_Objective_: Repeat all of the material exactly as given.

_Extracted entries_:
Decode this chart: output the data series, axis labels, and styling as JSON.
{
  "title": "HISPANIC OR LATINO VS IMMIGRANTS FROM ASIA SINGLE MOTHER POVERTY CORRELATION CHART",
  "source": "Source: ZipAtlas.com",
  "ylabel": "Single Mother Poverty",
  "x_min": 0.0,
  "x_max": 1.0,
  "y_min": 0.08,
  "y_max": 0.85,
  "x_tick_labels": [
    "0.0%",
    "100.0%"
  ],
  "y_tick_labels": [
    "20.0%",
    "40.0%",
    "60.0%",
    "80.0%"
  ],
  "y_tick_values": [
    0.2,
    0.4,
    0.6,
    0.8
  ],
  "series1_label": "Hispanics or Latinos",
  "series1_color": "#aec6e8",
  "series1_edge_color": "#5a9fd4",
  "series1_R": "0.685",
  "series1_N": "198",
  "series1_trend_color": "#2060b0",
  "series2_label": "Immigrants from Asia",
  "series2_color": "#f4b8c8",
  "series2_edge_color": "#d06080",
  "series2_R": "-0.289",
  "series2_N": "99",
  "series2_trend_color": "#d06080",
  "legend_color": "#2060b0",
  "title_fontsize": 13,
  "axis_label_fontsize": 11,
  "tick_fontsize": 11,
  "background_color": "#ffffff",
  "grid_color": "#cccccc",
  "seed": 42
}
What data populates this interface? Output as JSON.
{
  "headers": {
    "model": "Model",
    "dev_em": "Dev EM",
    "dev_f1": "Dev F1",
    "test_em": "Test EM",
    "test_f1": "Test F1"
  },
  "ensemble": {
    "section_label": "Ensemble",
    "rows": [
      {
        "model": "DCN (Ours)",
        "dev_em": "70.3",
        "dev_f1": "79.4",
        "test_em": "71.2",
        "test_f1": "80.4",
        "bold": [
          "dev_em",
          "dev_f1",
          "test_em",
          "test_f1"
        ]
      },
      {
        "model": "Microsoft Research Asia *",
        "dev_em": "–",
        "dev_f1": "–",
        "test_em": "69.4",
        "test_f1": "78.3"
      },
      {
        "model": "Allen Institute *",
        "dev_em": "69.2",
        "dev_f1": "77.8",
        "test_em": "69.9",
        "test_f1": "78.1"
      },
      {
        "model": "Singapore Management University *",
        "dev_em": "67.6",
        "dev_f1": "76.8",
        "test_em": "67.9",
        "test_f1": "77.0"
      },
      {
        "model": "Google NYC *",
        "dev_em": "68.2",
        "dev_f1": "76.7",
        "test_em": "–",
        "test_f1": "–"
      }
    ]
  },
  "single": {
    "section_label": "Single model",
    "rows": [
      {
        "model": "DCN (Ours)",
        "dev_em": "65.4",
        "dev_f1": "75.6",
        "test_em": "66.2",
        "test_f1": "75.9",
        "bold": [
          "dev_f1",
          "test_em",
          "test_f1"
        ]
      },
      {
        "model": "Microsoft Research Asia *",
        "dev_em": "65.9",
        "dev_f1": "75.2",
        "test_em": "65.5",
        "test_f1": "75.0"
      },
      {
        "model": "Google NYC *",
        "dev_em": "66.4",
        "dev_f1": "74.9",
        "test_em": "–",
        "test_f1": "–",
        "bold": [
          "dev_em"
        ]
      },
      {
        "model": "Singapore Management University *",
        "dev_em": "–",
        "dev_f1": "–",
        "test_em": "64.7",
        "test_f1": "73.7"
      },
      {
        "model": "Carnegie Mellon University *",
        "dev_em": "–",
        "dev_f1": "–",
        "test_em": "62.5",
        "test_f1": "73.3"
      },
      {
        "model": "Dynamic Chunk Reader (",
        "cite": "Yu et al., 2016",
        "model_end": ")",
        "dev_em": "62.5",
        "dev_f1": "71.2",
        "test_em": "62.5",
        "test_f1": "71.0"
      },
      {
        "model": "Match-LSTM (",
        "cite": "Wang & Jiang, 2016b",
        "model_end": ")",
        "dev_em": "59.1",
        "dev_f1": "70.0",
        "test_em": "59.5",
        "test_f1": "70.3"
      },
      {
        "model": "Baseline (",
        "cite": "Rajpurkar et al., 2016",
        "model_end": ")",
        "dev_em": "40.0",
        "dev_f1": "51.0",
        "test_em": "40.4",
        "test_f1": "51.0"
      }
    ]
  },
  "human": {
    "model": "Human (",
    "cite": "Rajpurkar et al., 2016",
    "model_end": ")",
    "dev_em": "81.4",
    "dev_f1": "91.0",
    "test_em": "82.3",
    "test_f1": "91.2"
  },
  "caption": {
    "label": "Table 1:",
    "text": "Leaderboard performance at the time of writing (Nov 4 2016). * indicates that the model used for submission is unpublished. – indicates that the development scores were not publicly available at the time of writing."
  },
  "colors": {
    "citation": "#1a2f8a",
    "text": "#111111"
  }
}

_Result for this exercise_:
Decode this chart: output the data series, axis labels, and styling as JSON.
{
  "title": "HISPANIC OR LATINO VS IMMIGRANTS FROM ASIA SINGLE MOTHER POVERTY CORRELATION CHART",
  "source": "Source: ZipAtlas.com",
  "ylabel": "Single Mother Poverty",
  "x_min": 0.0,
  "x_max": 1.0,
  "y_min": 0.08,
  "y_max": 0.85,
  "x_tick_labels": [
    "0.0%",
    "100.0%"
  ],
  "y_tick_labels": [
    "20.0%",
    "40.0%",
    "60.0%",
    "80.0%"
  ],
  "y_tick_values": [
    0.2,
    0.4,
    0.6,
    0.8
  ],
  "series1_label": "Hispanics or Latinos",
  "series1_color": "#aec6e8",
  "series1_edge_color": "#5a9fd4",
  "series1_R": "0.685",
  "series1_N": "198",
  "series1_trend_color": "#2060b0",
  "series2_label": "Immigrants from Asia",
  "series2_color": "#f4b8c8",
  "series2_edge_color": "#d06080",
  "series2_R": "-0.289",
  "series2_N": "99",
  "series2_trend_color": "#d06080",
  "legend_color": "#2060b0",
  "title_fontsize": 13,
  "axis_label_fontsize": 11,
  "tick_fontsize": 11,
  "background_color": "#ffffff",
  "grid_color": "#cccccc",
  "seed": 42
}
What data populates this interface? Output as JSON.
{
  "headers": {
    "model": "Model",
    "dev_em": "Dev EM",
    "dev_f1": "Dev F1",
    "test_em": "Test EM",
    "test_f1": "Test F1"
  },
  "ensemble": {
    "section_label": "Ensemble",
    "rows": [
      {
        "model": "DCN (Ours)",
        "dev_em": "70.3",
        "dev_f1": "79.4",
        "test_em": "71.2",
        "test_f1": "80.4",
        "bold": [
          "dev_em",
          "dev_f1",
          "test_em",
          "test_f1"
        ]
      },
      {
        "model": "Microsoft Research Asia *",
        "dev_em": "–",
        "dev_f1": "–",
        "test_em": "69.4",
        "test_f1": "78.3"
      },
      {
        "model": "Allen Institute *",
        "dev_em": "69.2",
        "dev_f1": "77.8",
        "test_em": "69.9",
        "test_f1": "78.1"
      },
      {
        "model": "Singapore Management University *",
        "dev_em": "67.6",
        "dev_f1": "76.8",
        "test_em": "67.9",
        "test_f1": "77.0"
      },
      {
        "model": "Google NYC *",
        "dev_em": "68.2",
        "dev_f1": "76.7",
        "test_em": "–",
        "test_f1": "–"
      }
    ]
  },
  "single": {
    "section_label": "Single model",
    "rows": [
      {
        "model": "DCN (Ours)",
        "dev_em": "65.4",
        "dev_f1": "75.6",
        "test_em": "66.2",
        "test_f1": "75.9",
        "bold": [
          "dev_f1",
          "test_em",
          "test_f1"
        ]
      },
      {
        "model": "Microsoft Research Asia *",
        "dev_em": "65.9",
        "dev_f1": "75.2",
        "test_em": "65.5",
        "test_f1": "75.0"
      },
      {
        "model": "Google NYC *",
        "dev_em": "66.4",
        "dev_f1": "74.9",
        "test_em": "–",
        "test_f1": "–",
        "bold": [
          "dev_em"
        ]
      },
      {
        "model": "Singapore Management University *",
        "dev_em": "–",
        "dev_f1": "–",
        "test_em": "64.7",
        "test_f1": "73.7"
      },
      {
        "model": "Carnegie Mellon University *",
        "dev_em": "–",
        "dev_f1": "–",
        "test_em": "62.5",
        "test_f1": "73.3"
      },
      {
        "model": "Dynamic Chunk Reader (",
        "cite": "Yu et al., 2016",
        "model_end": ")",
        "dev_em": "62.5",
        "dev_f1": "71.2",
        "test_em": "62.5",
        "test_f1": "71.0"
      },
      {
        "model": "Match-LSTM (",
        "cite": "Wang & Jiang, 2016b",
        "model_end": ")",
        "dev_em": "59.1",
        "dev_f1": "70.0",
        "test_em": "59.5",
        "test_f1": "70.3"
      },
      {
        "model": "Baseline (",
        "cite": "Rajpurkar et al., 2016",
        "model_end": ")",
        "dev_em": "40.0",
        "dev_f1": "51.0",
        "test_em": "40.4",
        "test_f1": "51.0"
      }
    ]
  },
  "human": {
    "model": "Human (",
    "cite": "Rajpurkar et al., 2016",
    "model_end": ")",
    "dev_em": "81.4",
    "dev_f1": "91.0",
    "test_em": "82.3",
    "test_f1": "91.2"
  },
  "caption": {
    "label": "Table 1:",
    "text": "Leaderboard performance at the time of writing (Nov 4 2016). * indicates that the model used for submission is unpublished. – indicates that the development scores were not publicly available at the time of writing."
  },
  "colors": {
    "citation": "#1a2f8a",
    "text": "#111111"
  }
}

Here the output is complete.